───── Passage
The Trail Show Salty Segment March 2019
**updated May 2021**
There are a LOT of electrolyte powders and pills out there and I’m not sure how to choose the best ones. I’m obviously going to stay away from high fructose corn syrup but aside from that, I know there are different kinds of salts and sweeteners in there. Are there specific things I should avoid and/or look for? Should I just scrap electrolytes and go with POD’s method of water and plain potato chips? Should I just lick the salt off my own skin? Do I even need electrolytes if my trail meals have salt in them? Please help this guy hydrate!
This is a great question because Saltlick is right, there are SO MANY options out there, and it’s helpful to know what you’re paying for and whether you even need it. Being a frugal hiker who likes to keep things simple, I get it.
What is an electrolyte?
Let’s lay some groundwork and cover what an electrolyte is and what purpose it serves in the body.
Electrolytes are electrically charged minerals that help balance fluid pressure and maintain blood pH in the body. Proper nerve, heart, and muscle function depends on adequate amounts of electrolytes dissolved in the body’s fluids. These minerals can be lost from the body through sweat.
For optimal performance, it’s important to consume both water and electrolytes. A deficiency or imbalance of electrolytes can result in dehydration, fatigue, dizziness, nausea, cramps, and spasms.
Do I even need electrolytes?
Water and food are our primary sources of electrolytes, but depending on one’s diet, water source, and level of exertion, it may be necessary to supplement with exogenous electrolytes. In general, if your activity doesn’t involve much sweating or is less than an hour in duration, the electrolytes found in whole foods should be sufficient. During activity lasting longer than an hour and in extreme heat, electrolyte powders can be a great way to supplement.
──────────
───── Information
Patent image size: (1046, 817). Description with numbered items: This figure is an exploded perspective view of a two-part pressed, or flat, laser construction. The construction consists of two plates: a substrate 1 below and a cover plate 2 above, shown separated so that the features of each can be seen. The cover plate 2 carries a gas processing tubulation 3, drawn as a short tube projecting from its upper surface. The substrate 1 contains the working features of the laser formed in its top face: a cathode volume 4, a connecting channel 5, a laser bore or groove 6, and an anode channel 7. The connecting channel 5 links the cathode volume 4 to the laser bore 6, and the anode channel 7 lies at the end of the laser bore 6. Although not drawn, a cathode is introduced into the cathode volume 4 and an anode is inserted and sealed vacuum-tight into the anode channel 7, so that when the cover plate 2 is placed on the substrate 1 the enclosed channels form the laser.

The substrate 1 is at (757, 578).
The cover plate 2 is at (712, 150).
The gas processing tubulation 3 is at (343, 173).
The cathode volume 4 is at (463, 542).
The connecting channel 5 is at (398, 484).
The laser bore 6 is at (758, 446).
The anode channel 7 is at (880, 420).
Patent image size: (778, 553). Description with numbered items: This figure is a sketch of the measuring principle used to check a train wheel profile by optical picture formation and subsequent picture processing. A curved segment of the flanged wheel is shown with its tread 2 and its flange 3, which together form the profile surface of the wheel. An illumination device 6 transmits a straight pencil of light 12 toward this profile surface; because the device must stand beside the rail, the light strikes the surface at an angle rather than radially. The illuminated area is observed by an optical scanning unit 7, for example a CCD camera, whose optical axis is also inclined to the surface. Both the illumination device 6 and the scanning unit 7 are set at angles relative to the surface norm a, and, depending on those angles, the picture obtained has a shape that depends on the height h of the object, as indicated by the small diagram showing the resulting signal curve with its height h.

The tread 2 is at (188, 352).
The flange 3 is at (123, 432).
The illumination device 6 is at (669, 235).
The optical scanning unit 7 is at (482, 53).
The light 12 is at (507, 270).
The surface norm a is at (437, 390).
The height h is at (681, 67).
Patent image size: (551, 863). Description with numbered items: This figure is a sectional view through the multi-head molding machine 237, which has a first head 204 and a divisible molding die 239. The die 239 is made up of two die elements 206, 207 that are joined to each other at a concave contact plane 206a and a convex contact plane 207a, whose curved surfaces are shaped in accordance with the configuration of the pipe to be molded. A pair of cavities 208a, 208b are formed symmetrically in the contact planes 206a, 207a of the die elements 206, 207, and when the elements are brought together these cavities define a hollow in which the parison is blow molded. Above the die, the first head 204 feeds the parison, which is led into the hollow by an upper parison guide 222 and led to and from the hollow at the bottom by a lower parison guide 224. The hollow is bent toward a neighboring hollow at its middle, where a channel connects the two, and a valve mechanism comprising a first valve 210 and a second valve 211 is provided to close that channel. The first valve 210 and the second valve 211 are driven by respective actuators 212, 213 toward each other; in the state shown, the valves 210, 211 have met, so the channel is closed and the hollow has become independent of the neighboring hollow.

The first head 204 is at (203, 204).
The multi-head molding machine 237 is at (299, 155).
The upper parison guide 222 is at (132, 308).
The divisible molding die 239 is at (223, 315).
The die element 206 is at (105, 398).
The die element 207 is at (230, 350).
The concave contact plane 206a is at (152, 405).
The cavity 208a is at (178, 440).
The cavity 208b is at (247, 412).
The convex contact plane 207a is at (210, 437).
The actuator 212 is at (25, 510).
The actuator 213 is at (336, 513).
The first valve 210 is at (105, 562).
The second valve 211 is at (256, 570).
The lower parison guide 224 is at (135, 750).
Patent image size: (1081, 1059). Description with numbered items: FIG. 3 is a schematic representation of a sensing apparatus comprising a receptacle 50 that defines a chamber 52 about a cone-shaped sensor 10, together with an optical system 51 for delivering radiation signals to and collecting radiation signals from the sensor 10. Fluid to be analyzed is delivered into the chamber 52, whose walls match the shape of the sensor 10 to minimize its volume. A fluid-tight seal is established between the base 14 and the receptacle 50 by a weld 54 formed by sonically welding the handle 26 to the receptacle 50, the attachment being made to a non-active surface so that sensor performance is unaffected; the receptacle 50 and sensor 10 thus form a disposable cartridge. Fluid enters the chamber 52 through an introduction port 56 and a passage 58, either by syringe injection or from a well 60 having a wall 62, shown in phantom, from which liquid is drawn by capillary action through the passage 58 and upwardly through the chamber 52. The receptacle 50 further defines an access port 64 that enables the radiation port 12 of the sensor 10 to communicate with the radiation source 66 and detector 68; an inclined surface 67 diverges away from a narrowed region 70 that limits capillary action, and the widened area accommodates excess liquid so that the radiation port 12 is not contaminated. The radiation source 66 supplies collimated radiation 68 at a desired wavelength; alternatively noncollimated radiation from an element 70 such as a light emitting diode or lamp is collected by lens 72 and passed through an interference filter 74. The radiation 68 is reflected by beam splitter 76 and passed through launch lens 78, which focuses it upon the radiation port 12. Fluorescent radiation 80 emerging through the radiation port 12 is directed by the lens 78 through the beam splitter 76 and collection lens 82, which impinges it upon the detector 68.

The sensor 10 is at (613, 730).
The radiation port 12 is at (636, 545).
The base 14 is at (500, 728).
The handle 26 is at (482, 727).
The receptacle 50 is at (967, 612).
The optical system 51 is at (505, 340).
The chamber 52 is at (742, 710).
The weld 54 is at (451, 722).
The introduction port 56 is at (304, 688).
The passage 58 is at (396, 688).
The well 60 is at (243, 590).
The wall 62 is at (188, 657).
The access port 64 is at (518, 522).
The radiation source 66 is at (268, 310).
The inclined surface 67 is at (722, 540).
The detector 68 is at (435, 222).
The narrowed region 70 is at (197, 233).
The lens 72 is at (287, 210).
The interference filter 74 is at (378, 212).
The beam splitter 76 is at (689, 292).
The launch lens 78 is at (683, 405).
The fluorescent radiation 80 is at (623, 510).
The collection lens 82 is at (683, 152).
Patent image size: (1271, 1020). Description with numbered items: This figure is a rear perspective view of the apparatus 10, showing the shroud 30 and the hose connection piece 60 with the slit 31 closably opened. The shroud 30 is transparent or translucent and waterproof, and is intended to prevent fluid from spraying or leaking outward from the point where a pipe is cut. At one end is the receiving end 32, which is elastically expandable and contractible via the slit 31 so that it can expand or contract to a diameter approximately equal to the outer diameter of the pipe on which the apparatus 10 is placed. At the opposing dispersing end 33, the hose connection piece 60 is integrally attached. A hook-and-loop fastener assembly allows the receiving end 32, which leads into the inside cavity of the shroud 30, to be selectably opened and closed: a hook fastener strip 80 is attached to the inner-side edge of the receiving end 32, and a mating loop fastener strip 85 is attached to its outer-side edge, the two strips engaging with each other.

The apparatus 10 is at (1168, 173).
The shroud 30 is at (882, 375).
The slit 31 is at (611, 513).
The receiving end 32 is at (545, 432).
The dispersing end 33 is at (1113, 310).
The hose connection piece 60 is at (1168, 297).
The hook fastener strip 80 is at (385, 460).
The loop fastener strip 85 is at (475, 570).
──────────
Prompt A
List every effect that the text on electrolytes says a deficiency or imbalance of electrolytes can cause.
Prompt B
According to the text on electrolytes, how can these minerals be lost from the body?
Prompt C
Render this sentence from the text on electrolytes in Spanish: "These minerals can be lost from the body through sweat."
The lines have nothing to do with the text on electrolytes.

Response A
Dehydration, fatigue, dizziness, nausea, cramps, spasms

Response B
Through sweat.

Response C
Estos minerales pueden perderse del cuerpo a través del sudor.